● **STATED PROBLEM**:
Send back the entries below exactly as they appear.
+++ ENTRIES SHOWN +++
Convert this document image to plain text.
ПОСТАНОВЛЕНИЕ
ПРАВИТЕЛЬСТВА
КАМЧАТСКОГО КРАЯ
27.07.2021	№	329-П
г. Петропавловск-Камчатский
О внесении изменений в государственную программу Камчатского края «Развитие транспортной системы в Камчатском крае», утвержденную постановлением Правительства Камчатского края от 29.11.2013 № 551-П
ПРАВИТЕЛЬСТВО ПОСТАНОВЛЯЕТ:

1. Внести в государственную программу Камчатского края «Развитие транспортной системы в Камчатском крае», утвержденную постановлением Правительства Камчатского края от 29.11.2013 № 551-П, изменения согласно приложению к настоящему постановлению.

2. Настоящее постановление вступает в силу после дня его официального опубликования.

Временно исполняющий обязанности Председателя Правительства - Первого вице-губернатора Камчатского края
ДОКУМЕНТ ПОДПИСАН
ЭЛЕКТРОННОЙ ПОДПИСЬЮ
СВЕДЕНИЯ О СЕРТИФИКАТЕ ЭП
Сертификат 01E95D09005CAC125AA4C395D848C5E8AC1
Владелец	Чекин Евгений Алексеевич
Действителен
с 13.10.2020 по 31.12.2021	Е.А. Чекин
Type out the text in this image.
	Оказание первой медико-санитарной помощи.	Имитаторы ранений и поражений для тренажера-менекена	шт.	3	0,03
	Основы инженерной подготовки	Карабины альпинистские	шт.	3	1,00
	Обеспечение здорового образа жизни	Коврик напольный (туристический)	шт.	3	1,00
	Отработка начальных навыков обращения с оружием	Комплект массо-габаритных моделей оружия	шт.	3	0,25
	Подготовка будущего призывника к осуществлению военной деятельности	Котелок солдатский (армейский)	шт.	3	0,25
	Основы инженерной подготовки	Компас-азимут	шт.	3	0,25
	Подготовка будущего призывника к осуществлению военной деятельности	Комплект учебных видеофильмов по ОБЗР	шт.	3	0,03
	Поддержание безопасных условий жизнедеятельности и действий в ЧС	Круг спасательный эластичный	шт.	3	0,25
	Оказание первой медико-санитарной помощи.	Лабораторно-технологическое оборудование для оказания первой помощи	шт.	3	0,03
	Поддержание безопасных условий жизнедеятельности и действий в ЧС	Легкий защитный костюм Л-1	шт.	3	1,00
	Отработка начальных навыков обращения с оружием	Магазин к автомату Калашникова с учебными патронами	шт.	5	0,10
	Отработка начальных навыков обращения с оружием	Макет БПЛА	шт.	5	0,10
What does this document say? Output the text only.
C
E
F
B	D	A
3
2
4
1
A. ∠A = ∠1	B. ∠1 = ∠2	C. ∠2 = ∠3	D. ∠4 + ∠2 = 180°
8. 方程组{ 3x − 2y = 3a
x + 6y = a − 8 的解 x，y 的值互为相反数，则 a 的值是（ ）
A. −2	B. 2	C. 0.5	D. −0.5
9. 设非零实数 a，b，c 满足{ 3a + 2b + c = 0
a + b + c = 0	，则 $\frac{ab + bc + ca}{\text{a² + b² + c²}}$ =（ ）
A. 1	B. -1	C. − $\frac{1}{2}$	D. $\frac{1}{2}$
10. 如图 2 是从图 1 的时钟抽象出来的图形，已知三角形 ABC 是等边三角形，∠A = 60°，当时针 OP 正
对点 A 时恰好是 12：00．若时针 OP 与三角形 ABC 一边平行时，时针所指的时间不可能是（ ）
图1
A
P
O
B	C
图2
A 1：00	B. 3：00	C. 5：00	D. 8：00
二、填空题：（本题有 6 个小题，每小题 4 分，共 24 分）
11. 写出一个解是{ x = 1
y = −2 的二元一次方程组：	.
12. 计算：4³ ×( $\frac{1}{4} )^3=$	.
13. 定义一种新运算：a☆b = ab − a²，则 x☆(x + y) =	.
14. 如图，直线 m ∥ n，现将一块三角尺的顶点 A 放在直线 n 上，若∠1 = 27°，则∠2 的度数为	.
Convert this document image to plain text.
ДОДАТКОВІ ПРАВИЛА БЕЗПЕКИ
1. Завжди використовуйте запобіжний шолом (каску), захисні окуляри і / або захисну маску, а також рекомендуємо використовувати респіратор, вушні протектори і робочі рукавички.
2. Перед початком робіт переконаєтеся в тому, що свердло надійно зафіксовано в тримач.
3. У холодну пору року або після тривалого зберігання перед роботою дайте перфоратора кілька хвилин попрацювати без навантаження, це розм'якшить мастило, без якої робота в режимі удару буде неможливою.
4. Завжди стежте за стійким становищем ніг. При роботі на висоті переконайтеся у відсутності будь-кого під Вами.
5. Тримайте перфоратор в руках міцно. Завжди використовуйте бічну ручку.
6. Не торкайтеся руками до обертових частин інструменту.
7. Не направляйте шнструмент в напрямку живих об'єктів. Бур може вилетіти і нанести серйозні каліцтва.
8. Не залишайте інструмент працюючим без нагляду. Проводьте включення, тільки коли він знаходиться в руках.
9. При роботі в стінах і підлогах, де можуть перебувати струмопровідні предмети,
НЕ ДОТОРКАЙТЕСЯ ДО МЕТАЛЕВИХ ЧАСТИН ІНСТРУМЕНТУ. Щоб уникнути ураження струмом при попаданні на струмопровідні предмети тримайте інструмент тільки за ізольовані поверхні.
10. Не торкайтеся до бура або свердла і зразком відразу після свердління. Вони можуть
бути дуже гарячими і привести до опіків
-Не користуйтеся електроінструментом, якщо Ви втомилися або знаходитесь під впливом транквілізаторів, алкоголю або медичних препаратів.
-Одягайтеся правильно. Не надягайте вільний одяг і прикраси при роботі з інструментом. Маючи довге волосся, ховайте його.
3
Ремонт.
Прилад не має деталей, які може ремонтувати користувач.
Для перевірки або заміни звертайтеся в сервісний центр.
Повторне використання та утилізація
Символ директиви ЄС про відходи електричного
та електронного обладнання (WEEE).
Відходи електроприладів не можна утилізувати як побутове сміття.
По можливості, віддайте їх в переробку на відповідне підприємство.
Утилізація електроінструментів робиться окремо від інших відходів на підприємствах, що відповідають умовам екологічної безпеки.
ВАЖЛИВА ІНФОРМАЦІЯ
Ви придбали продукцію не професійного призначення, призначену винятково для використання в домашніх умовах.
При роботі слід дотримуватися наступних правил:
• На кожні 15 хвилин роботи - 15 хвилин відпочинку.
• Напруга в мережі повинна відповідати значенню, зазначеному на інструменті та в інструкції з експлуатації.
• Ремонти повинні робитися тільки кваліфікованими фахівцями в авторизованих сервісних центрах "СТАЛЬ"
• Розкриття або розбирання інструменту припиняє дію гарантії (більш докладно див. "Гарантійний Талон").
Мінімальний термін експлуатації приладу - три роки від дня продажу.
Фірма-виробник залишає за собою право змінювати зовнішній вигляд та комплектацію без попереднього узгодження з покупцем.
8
+++
● **RESULT OF THIS EXERCISE**:
Convert this document image to plain text.
ПОСТАНОВЛЕНИЕ
ПРАВИТЕЛЬСТВА
КАМЧАТСКОГО КРАЯ
27.07.2021	№	329-П
г. Петропавловск-Камчатский
О внесении изменений в государственную программу Камчатского края «Развитие транспортной системы в Камчатском крае», утвержденную постановлением Правительства Камчатского края от 29.11.2013 № 551-П
ПРАВИТЕЛЬСТВО ПОСТАНОВЛЯЕТ:

1. Внести в государственную программу Камчатского края «Развитие транспортной системы в Камчатском крае», утвержденную постановлением Правительства Камчатского края от 29.11.2013 № 551-П, изменения согласно приложению к настоящему постановлению.

2. Настоящее постановление вступает в силу после дня его официального опубликования.

Временно исполняющий обязанности Председателя Правительства - Первого вице-губернатора Камчатского края
ДОКУМЕНТ ПОДПИСАН
ЭЛЕКТРОННОЙ ПОДПИСЬЮ
СВЕДЕНИЯ О СЕРТИФИКАТЕ ЭП
Сертификат 01E95D09005CAC125AA4C395D848C5E8AC1
Владелец	Чекин Евгений Алексеевич
Действителен
с 13.10.2020 по 31.12.2021	Е.А. Чекин
Type out the text in this image.
	Оказание первой медико-санитарной помощи.	Имитаторы ранений и поражений для тренажера-менекена	шт.	3	0,03
	Основы инженерной подготовки	Карабины альпинистские	шт.	3	1,00
	Обеспечение здорового образа жизни	Коврик напольный (туристический)	шт.	3	1,00
	Отработка начальных навыков обращения с оружием	Комплект массо-габаритных моделей оружия	шт.	3	0,25
	Подготовка будущего призывника к осуществлению военной деятельности	Котелок солдатский (армейский)	шт.	3	0,25
	Основы инженерной подготовки	Компас-азимут	шт.	3	0,25
	Подготовка будущего призывника к осуществлению военной деятельности	Комплект учебных видеофильмов по ОБЗР	шт.	3	0,03
	Поддержание безопасных условий жизнедеятельности и действий в ЧС	Круг спасательный эластичный	шт.	3	0,25
	Оказание первой медико-санитарной помощи.	Лабораторно-технологическое оборудование для оказания первой помощи	шт.	3	0,03
	Поддержание безопасных условий жизнедеятельности и действий в ЧС	Легкий защитный костюм Л-1	шт.	3	1,00
	Отработка начальных навыков обращения с оружием	Магазин к автомату Калашникова с учебными патронами	шт.	5	0,10
	Отработка начальных навыков обращения с оружием	Макет БПЛА	шт.	5	0,10
What does this document say? Output the text only.
C
E
F
B	D	A
3
2
4
1
A. ∠A = ∠1	B. ∠1 = ∠2	C. ∠2 = ∠3	D. ∠4 + ∠2 = 180°
8. 方程组{ 3x − 2y = 3a
x + 6y = a − 8 的解 x，y 的值互为相反数，则 a 的值是（ ）
A. −2	B. 2	C. 0.5	D. −0.5
9. 设非零实数 a，b，c 满足{ 3a + 2b + c = 0
a + b + c = 0	，则 $\frac{ab + bc + ca}{\text{a² + b² + c²}}$ =（ ）
A. 1	B. -1	C. − $\frac{1}{2}$	D. $\frac{1}{2}$
10. 如图 2 是从图 1 的时钟抽象出来的图形，已知三角形 ABC 是等边三角形，∠A = 60°，当时针 OP 正
对点 A 时恰好是 12：00．若时针 OP 与三角形 ABC 一边平行时，时针所指的时间不可能是（ ）
图1
A
P
O
B	C
图2
A 1：00	B. 3：00	C. 5：00	D. 8：00
二、填空题：（本题有 6 个小题，每小题 4 分，共 24 分）
11. 写出一个解是{ x = 1
y = −2 的二元一次方程组：	.
12. 计算：4³ ×( $\frac{1}{4} )^3=$	.
13. 定义一种新运算：a☆b = ab − a²，则 x☆(x + y) =	.
14. 如图，直线 m ∥ n，现将一块三角尺的顶点 A 放在直线 n 上，若∠1 = 27°，则∠2 的度数为	.
Convert this document image to plain text.
ДОДАТКОВІ ПРАВИЛА БЕЗПЕКИ
1. Завжди використовуйте запобіжний шолом (каску), захисні окуляри і / або захисну маску, а також рекомендуємо використовувати респіратор, вушні протектори і робочі рукавички.
2. Перед початком робіт переконаєтеся в тому, що свердло надійно зафіксовано в тримач.
3. У холодну пору року або після тривалого зберігання перед роботою дайте перфоратора кілька хвилин попрацювати без навантаження, це розм'якшить мастило, без якої робота в режимі удару буде неможливою.
4. Завжди стежте за стійким становищем ніг. При роботі на висоті переконайтеся у відсутності будь-кого під Вами.
5. Тримайте перфоратор в руках міцно. Завжди використовуйте бічну ручку.
6. Не торкайтеся руками до обертових частин інструменту.
7. Не направляйте шнструмент в напрямку живих об'єктів. Бур може вилетіти і нанести серйозні каліцтва.
8. Не залишайте інструмент працюючим без нагляду. Проводьте включення, тільки коли він знаходиться в руках.
9. При роботі в стінах і підлогах, де можуть перебувати струмопровідні предмети,
НЕ ДОТОРКАЙТЕСЯ ДО МЕТАЛЕВИХ ЧАСТИН ІНСТРУМЕНТУ. Щоб уникнути ураження струмом при попаданні на струмопровідні предмети тримайте інструмент тільки за ізольовані поверхні.
10. Не торкайтеся до бура або свердла і зразком відразу після свердління. Вони можуть
бути дуже гарячими і привести до опіків
-Не користуйтеся електроінструментом, якщо Ви втомилися або знаходитесь під впливом транквілізаторів, алкоголю або медичних препаратів.
-Одягайтеся правильно. Не надягайте вільний одяг і прикраси при роботі з інструментом. Маючи довге волосся, ховайте його.
3
Ремонт.
Прилад не має деталей, які може ремонтувати користувач.
Для перевірки або заміни звертайтеся в сервісний центр.
Повторне використання та утилізація
Символ директиви ЄС про відходи електричного
та електронного обладнання (WEEE).
Відходи електроприладів не можна утилізувати як побутове сміття.
По можливості, віддайте їх в переробку на відповідне підприємство.
Утилізація електроінструментів робиться окремо від інших відходів на підприємствах, що відповідають умовам екологічної безпеки.
ВАЖЛИВА ІНФОРМАЦІЯ
Ви придбали продукцію не професійного призначення, призначену винятково для використання в домашніх умовах.
При роботі слід дотримуватися наступних правил:
• На кожні 15 хвилин роботи - 15 хвилин відпочинку.
• Напруга в мережі повинна відповідати значенню, зазначеному на інструменті та в інструкції з експлуатації.
• Ремонти повинні робитися тільки кваліфікованими фахівцями в авторизованих сервісних центрах "СТАЛЬ"
• Розкриття або розбирання інструменту припиняє дію гарантії (більш докладно див. "Гарантійний Талон").
Мінімальний термін експлуатації приладу - три роки від дня продажу.
Фірма-виробник залишає за собою право змінювати зовнішній вигляд та комплектацію без попереднього узгодження з покупцем.
8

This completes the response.